# What you are asked to do
Please reproduce the items word for word, from the start of the items through the line containing "724, 1406, 750]", with both ends included.

-- BEGIN Input --

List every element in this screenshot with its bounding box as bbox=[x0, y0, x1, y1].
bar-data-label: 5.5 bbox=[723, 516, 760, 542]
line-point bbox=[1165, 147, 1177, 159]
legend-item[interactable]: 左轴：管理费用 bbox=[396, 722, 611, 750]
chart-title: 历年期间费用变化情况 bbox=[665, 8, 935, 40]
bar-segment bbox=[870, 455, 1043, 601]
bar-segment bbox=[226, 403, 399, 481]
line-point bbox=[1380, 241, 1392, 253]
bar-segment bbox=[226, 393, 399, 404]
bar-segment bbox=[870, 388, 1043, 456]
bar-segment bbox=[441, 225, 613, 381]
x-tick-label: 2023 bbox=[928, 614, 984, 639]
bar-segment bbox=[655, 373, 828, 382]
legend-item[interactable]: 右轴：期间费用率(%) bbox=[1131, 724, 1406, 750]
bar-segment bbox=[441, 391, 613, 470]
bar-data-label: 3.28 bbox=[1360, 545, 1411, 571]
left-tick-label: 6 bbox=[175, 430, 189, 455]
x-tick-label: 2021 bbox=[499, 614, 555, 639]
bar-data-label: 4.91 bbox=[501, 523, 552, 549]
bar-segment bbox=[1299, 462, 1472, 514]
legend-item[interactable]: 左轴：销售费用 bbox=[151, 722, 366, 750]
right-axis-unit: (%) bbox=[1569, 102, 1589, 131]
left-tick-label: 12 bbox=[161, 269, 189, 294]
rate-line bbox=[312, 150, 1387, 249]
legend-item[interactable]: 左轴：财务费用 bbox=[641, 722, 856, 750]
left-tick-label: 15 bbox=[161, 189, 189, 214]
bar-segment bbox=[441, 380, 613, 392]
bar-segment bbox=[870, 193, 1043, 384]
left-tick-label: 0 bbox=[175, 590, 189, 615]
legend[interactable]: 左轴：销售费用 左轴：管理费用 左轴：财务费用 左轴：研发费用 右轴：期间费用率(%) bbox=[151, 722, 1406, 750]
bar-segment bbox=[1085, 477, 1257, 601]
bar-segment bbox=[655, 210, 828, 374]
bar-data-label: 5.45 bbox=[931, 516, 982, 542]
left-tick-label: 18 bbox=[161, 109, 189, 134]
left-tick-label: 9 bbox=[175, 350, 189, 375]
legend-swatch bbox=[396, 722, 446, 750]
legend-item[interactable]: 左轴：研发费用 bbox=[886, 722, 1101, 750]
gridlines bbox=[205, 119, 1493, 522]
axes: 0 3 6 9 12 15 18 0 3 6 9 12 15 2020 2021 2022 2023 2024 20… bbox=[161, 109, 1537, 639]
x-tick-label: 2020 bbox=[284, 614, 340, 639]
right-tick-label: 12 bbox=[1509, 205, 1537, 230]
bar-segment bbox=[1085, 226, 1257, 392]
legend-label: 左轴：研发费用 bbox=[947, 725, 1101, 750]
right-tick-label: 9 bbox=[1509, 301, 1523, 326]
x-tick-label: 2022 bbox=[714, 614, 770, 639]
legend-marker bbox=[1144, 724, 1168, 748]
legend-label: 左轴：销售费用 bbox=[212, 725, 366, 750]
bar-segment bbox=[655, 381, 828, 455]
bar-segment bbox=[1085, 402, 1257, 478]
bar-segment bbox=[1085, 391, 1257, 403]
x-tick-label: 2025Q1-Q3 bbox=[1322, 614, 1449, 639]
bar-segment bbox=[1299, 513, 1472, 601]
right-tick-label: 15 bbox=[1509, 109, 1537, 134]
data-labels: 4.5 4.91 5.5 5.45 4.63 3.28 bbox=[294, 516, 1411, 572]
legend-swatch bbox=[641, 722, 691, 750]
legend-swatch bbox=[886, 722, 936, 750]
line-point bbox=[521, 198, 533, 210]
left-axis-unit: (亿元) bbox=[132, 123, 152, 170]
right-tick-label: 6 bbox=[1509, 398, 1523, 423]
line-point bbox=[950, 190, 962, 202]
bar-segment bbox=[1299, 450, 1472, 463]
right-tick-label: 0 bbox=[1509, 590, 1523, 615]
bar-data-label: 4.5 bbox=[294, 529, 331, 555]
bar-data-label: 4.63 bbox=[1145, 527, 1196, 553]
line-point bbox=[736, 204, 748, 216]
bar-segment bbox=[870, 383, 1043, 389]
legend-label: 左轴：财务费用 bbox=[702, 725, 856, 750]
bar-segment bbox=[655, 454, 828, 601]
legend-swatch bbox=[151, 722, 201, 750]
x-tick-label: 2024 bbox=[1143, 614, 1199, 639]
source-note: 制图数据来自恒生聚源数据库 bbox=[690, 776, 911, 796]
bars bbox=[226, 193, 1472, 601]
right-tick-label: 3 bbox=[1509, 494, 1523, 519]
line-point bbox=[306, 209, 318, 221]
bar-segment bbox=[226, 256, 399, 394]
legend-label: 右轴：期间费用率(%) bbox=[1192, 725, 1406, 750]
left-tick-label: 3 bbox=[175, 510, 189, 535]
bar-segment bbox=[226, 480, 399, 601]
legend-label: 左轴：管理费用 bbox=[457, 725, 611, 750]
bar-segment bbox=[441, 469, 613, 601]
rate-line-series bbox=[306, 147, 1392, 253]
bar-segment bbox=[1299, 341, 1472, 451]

-- END Input --

# Completed exercise
List every element in this screenshot with its bounding box as bbox=[x0, y0, x1, y1].
bar-data-label: 5.5 bbox=[723, 516, 760, 542]
line-point bbox=[1165, 147, 1177, 159]
legend-item[interactable]: 左轴：管理费用 bbox=[396, 722, 611, 750]
chart-title: 历年期间费用变化情况 bbox=[665, 8, 935, 40]
bar-segment bbox=[870, 455, 1043, 601]
bar-segment bbox=[226, 403, 399, 481]
line-point bbox=[1380, 241, 1392, 253]
bar-segment bbox=[226, 393, 399, 404]
bar-segment bbox=[870, 388, 1043, 456]
bar-segment bbox=[441, 225, 613, 381]
x-tick-label: 2023 bbox=[928, 614, 984, 639]
bar-segment bbox=[655, 373, 828, 382]
legend-item[interactable]: 右轴：期间费用率(%) bbox=[1131, 724, 1406, 750]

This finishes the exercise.